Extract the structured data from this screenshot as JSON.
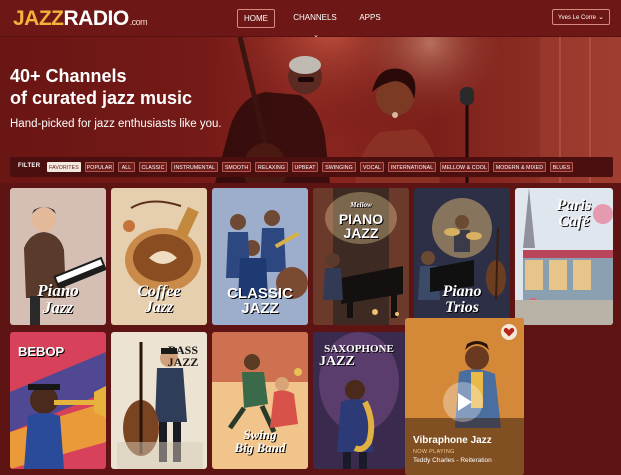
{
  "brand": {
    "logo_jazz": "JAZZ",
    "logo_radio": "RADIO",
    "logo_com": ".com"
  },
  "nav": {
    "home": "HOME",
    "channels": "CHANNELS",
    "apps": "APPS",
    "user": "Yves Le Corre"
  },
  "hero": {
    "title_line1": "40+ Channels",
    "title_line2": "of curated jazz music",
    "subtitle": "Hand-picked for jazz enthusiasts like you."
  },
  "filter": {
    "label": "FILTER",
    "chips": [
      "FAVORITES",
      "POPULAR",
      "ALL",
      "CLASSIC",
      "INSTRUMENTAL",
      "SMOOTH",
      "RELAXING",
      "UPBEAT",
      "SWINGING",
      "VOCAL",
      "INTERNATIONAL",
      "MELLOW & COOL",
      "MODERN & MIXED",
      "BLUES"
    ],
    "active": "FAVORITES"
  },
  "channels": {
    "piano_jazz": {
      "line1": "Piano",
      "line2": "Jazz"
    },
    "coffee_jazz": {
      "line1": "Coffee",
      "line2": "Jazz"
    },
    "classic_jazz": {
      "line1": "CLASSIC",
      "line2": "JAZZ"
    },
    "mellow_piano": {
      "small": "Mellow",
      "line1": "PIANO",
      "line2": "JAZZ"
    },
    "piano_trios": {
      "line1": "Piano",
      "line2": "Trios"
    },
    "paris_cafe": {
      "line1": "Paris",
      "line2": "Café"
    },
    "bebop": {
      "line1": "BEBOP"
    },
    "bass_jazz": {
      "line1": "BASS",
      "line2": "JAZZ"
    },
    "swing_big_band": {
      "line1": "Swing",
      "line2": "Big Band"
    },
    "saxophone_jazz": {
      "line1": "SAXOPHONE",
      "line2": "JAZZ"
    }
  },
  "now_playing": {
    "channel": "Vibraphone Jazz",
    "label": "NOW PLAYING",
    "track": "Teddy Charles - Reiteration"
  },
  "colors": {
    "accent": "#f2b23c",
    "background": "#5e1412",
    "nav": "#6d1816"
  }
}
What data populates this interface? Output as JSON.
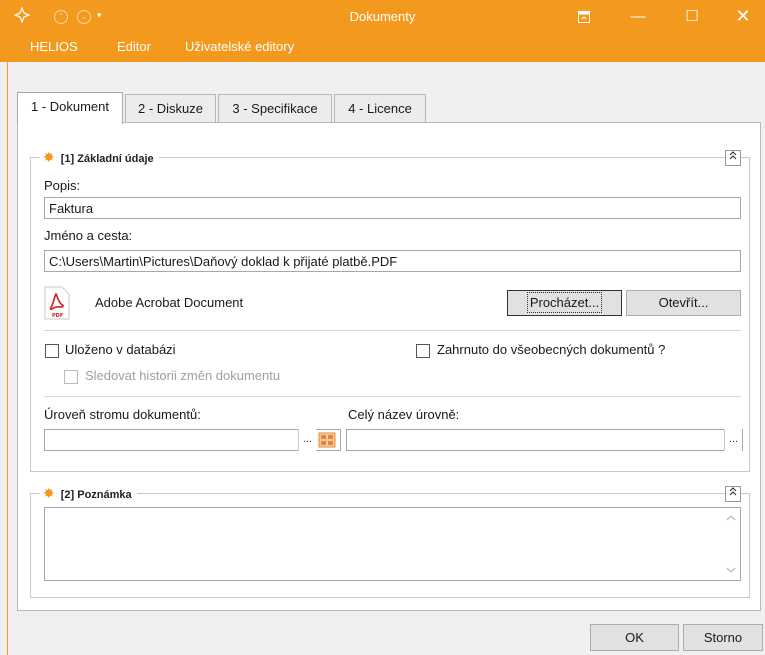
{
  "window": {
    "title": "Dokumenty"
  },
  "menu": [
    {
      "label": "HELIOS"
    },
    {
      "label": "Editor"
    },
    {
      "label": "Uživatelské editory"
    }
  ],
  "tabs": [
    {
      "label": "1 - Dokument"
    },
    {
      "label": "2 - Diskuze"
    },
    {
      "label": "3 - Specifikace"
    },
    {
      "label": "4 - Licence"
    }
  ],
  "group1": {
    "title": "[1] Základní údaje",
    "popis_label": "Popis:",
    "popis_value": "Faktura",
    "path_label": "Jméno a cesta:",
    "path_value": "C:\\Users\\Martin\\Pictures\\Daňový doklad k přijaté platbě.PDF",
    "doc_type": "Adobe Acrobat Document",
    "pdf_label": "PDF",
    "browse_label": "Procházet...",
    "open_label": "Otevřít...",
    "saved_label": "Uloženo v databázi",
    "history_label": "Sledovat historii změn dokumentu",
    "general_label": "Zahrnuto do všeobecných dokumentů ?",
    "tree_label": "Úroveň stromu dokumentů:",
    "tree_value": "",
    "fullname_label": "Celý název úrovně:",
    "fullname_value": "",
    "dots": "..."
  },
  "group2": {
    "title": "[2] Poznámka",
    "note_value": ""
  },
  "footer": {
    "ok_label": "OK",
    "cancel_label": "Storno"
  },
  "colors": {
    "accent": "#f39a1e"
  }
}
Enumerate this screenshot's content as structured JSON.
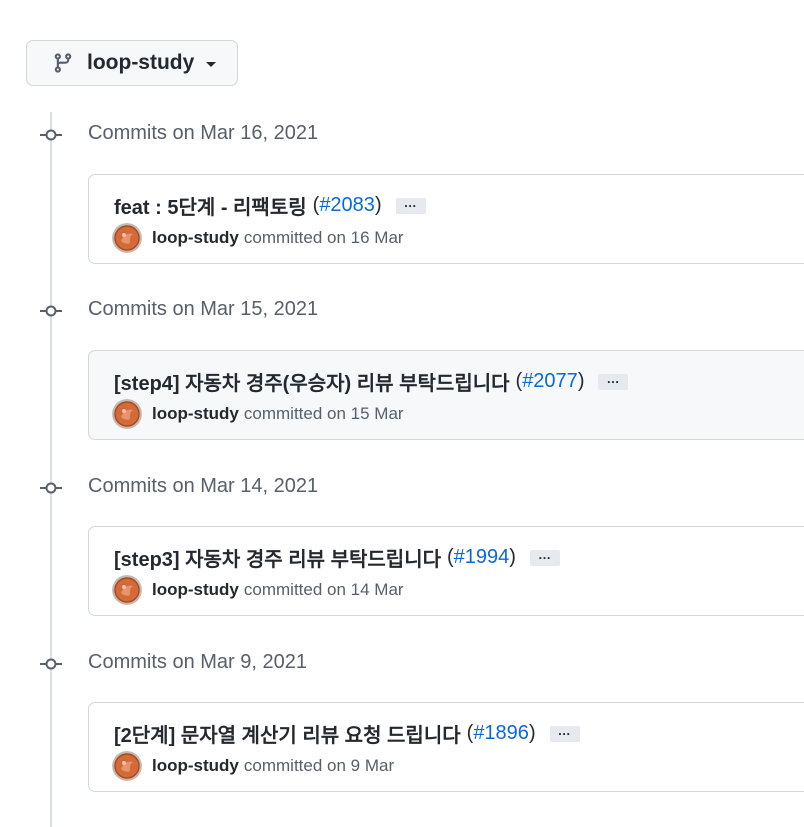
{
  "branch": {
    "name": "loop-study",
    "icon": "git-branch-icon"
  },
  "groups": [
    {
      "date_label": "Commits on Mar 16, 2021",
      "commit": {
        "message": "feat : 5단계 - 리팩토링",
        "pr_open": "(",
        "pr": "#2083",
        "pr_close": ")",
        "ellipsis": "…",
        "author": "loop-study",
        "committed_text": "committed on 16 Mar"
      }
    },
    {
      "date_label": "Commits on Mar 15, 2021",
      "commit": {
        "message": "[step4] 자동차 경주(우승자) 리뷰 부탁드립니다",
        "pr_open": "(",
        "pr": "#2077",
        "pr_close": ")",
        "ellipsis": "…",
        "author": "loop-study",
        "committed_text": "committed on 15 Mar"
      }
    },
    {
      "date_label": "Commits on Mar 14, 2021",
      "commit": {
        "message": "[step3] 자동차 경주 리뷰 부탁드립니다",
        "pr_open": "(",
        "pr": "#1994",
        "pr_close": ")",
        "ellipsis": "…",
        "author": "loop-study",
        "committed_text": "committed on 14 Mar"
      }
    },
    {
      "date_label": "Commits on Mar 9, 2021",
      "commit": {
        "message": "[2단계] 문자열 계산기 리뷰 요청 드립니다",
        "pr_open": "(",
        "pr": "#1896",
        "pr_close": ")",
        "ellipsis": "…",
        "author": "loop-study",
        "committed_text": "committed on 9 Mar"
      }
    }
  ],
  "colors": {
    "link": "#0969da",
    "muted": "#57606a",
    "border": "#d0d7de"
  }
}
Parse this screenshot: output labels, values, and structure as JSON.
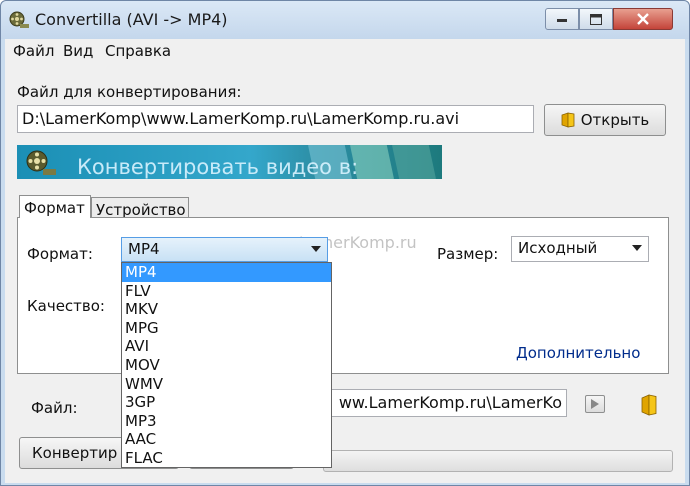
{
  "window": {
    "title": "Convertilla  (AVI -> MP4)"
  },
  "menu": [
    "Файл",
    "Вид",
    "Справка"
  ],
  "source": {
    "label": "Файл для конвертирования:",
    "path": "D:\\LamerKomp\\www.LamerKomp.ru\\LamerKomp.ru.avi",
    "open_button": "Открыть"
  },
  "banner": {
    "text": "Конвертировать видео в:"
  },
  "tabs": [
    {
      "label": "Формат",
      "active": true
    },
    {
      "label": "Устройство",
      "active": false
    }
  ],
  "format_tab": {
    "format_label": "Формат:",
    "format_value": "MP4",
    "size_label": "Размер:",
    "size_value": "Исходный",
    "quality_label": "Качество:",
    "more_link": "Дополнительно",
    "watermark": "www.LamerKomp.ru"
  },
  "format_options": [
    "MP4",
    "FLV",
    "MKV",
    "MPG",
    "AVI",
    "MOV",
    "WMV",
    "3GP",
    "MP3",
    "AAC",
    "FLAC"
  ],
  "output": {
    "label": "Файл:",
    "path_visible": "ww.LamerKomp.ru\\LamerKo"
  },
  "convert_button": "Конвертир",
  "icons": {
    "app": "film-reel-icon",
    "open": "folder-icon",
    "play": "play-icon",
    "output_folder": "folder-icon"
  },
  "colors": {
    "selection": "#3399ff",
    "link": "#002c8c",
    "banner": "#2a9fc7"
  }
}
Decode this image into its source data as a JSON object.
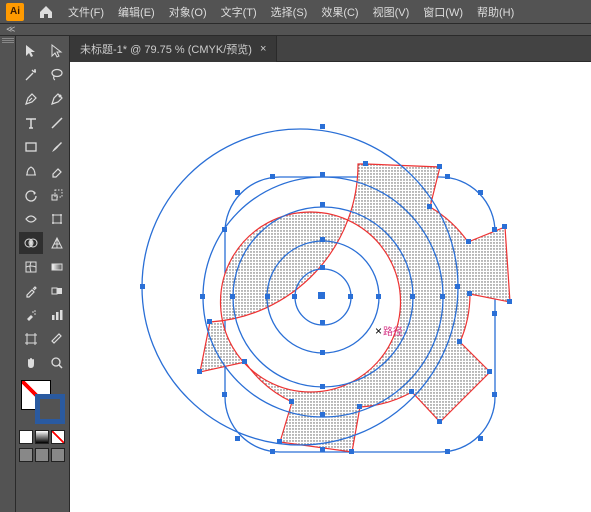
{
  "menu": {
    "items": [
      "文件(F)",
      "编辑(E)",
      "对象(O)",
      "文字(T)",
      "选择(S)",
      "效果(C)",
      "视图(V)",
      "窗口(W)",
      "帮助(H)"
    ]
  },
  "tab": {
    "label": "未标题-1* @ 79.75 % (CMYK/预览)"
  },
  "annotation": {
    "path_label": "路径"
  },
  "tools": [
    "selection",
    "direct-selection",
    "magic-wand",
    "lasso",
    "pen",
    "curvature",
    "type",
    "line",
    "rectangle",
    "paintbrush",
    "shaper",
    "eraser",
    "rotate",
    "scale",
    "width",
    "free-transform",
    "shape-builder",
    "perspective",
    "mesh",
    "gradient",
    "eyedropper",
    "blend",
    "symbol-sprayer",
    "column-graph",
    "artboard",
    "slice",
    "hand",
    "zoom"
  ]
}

● **REQUIREMENT**:
Your task is an exact transcription of all the data, minus the pictures.

● **OUTPUT FOR THIS EXERCISE**:
Extract the structured data from this screenshot as JSON.
{
  "brand": {
    "logo_jazz": "JAZZ",
    "logo_radio": "RADIO",
    "logo_com": ".com"
  },
  "nav": {
    "home": "HOME",
    "channels": "CHANNELS",
    "apps": "APPS",
    "user": "Yves Le Corre"
  },
  "hero": {
    "title_line1": "40+ Channels",
    "title_line2": "of curated jazz music",
    "subtitle": "Hand-picked for jazz enthusiasts like you."
  },
  "filter": {
    "label": "FILTER",
    "chips": [
      "FAVORITES",
      "POPULAR",
      "ALL",
      "CLASSIC",
      "INSTRUMENTAL",
      "SMOOTH",
      "RELAXING",
      "UPBEAT",
      "SWINGING",
      "VOCAL",
      "INTERNATIONAL",
      "MELLOW & COOL",
      "MODERN & MIXED",
      "BLUES"
    ],
    "active": "FAVORITES"
  },
  "channels": {
    "piano_jazz": {
      "line1": "Piano",
      "line2": "Jazz"
    },
    "coffee_jazz": {
      "line1": "Coffee",
      "line2": "Jazz"
    },
    "classic_jazz": {
      "line1": "CLASSIC",
      "line2": "JAZZ"
    },
    "mellow_piano": {
      "small": "Mellow",
      "line1": "PIANO",
      "line2": "JAZZ"
    },
    "piano_trios": {
      "line1": "Piano",
      "line2": "Trios"
    },
    "paris_cafe": {
      "line1": "Paris",
      "line2": "Café"
    },
    "bebop": {
      "line1": "BEBOP"
    },
    "bass_jazz": {
      "line1": "BASS",
      "line2": "JAZZ"
    },
    "swing_big_band": {
      "line1": "Swing",
      "line2": "Big Band"
    },
    "saxophone_jazz": {
      "line1": "SAXOPHONE",
      "line2": "JAZZ"
    }
  },
  "now_playing": {
    "channel": "Vibraphone Jazz",
    "label": "NOW PLAYING",
    "track": "Teddy Charles - Reiteration"
  },
  "colors": {
    "accent": "#f2b23c",
    "background": "#5e1412",
    "nav": "#6d1816"
  }
}
What data populates this interface? Output as JSON.
{
  "window": {
    "title": "Dokumenty"
  },
  "menu": [
    {
      "label": "HELIOS"
    },
    {
      "label": "Editor"
    },
    {
      "label": "Uživatelské editory"
    }
  ],
  "tabs": [
    {
      "label": "1 - Dokument"
    },
    {
      "label": "2 - Diskuze"
    },
    {
      "label": "3 - Specifikace"
    },
    {
      "label": "4 - Licence"
    }
  ],
  "group1": {
    "title": "[1] Základní údaje",
    "popis_label": "Popis:",
    "popis_value": "Faktura",
    "path_label": "Jméno a cesta:",
    "path_value": "C:\\Users\\Martin\\Pictures\\Daňový doklad k přijaté platbě.PDF",
    "doc_type": "Adobe Acrobat Document",
    "pdf_label": "PDF",
    "browse_label": "Procházet...",
    "open_label": "Otevřít...",
    "saved_label": "Uloženo v databázi",
    "history_label": "Sledovat historii změn dokumentu",
    "general_label": "Zahrnuto do všeobecných dokumentů ?",
    "tree_label": "Úroveň stromu dokumentů:",
    "tree_value": "",
    "fullname_label": "Celý název úrovně:",
    "fullname_value": "",
    "dots": "..."
  },
  "group2": {
    "title": "[2] Poznámka",
    "note_value": ""
  },
  "footer": {
    "ok_label": "OK",
    "cancel_label": "Storno"
  },
  "colors": {
    "accent": "#f39a1e"
  }
}
Enumerate this screenshot's content as structured JSON.
{
  "branch": {
    "name": "loop-study",
    "icon": "git-branch-icon"
  },
  "groups": [
    {
      "date_label": "Commits on Mar 16, 2021",
      "commit": {
        "message": "feat : 5단계 - 리팩토링",
        "pr_open": "(",
        "pr": "#2083",
        "pr_close": ")",
        "ellipsis": "…",
        "author": "loop-study",
        "committed_text": "committed on 16 Mar"
      }
    },
    {
      "date_label": "Commits on Mar 15, 2021",
      "commit": {
        "message": "[step4] 자동차 경주(우승자) 리뷰 부탁드립니다",
        "pr_open": "(",
        "pr": "#2077",
        "pr_close": ")",
        "ellipsis": "…",
        "author": "loop-study",
        "committed_text": "committed on 15 Mar"
      }
    },
    {
      "date_label": "Commits on Mar 14, 2021",
      "commit": {
        "message": "[step3] 자동차 경주 리뷰 부탁드립니다",
        "pr_open": "(",
        "pr": "#1994",
        "pr_close": ")",
        "ellipsis": "…",
        "author": "loop-study",
        "committed_text": "committed on 14 Mar"
      }
    },
    {
      "date_label": "Commits on Mar 9, 2021",
      "commit": {
        "message": "[2단계] 문자열 계산기 리뷰 요청 드립니다",
        "pr_open": "(",
        "pr": "#1896",
        "pr_close": ")",
        "ellipsis": "…",
        "author": "loop-study",
        "committed_text": "committed on 9 Mar"
      }
    }
  ],
  "colors": {
    "link": "#0969da",
    "muted": "#57606a",
    "border": "#d0d7de"
  }
}
Parse this screenshot: output labels, values, and structure as JSON.
{
  "window": {
    "title": "Convertilla  (AVI -> MP4)"
  },
  "menu": [
    "Файл",
    "Вид",
    "Справка"
  ],
  "source": {
    "label": "Файл для конвертирования:",
    "path": "D:\\LamerKomp\\www.LamerKomp.ru\\LamerKomp.ru.avi",
    "open_button": "Открыть"
  },
  "banner": {
    "text": "Конвертировать видео в:"
  },
  "tabs": [
    {
      "label": "Формат",
      "active": true
    },
    {
      "label": "Устройство",
      "active": false
    }
  ],
  "format_tab": {
    "format_label": "Формат:",
    "format_value": "MP4",
    "size_label": "Размер:",
    "size_value": "Исходный",
    "quality_label": "Качество:",
    "more_link": "Дополнительно",
    "watermark": "www.LamerKomp.ru"
  },
  "format_options": [
    "MP4",
    "FLV",
    "MKV",
    "MPG",
    "AVI",
    "MOV",
    "WMV",
    "3GP",
    "MP3",
    "AAC",
    "FLAC"
  ],
  "output": {
    "label": "Файл:",
    "path_visible": "ww.LamerKomp.ru\\LamerKo"
  },
  "convert_button": "Конвертир",
  "icons": {
    "app": "film-reel-icon",
    "open": "folder-icon",
    "play": "play-icon",
    "output_folder": "folder-icon"
  },
  "colors": {
    "selection": "#3399ff",
    "link": "#002c8c",
    "banner": "#2a9fc7"
  }
}
Decode this image into its source data as a JSON object.
{
  "menu": {
    "items": [
      "文件(F)",
      "编辑(E)",
      "对象(O)",
      "文字(T)",
      "选择(S)",
      "效果(C)",
      "视图(V)",
      "窗口(W)",
      "帮助(H)"
    ]
  },
  "tab": {
    "label": "未标题-1* @ 79.75 % (CMYK/预览)"
  },
  "annotation": {
    "path_label": "路径"
  },
  "tools": [
    "selection",
    "direct-selection",
    "magic-wand",
    "lasso",
    "pen",
    "curvature",
    "type",
    "line",
    "rectangle",
    "paintbrush",
    "shaper",
    "eraser",
    "rotate",
    "scale",
    "width",
    "free-transform",
    "shape-builder",
    "perspective",
    "mesh",
    "gradient",
    "eyedropper",
    "blend",
    "symbol-sprayer",
    "column-graph",
    "artboard",
    "slice",
    "hand",
    "zoom"
  ]
}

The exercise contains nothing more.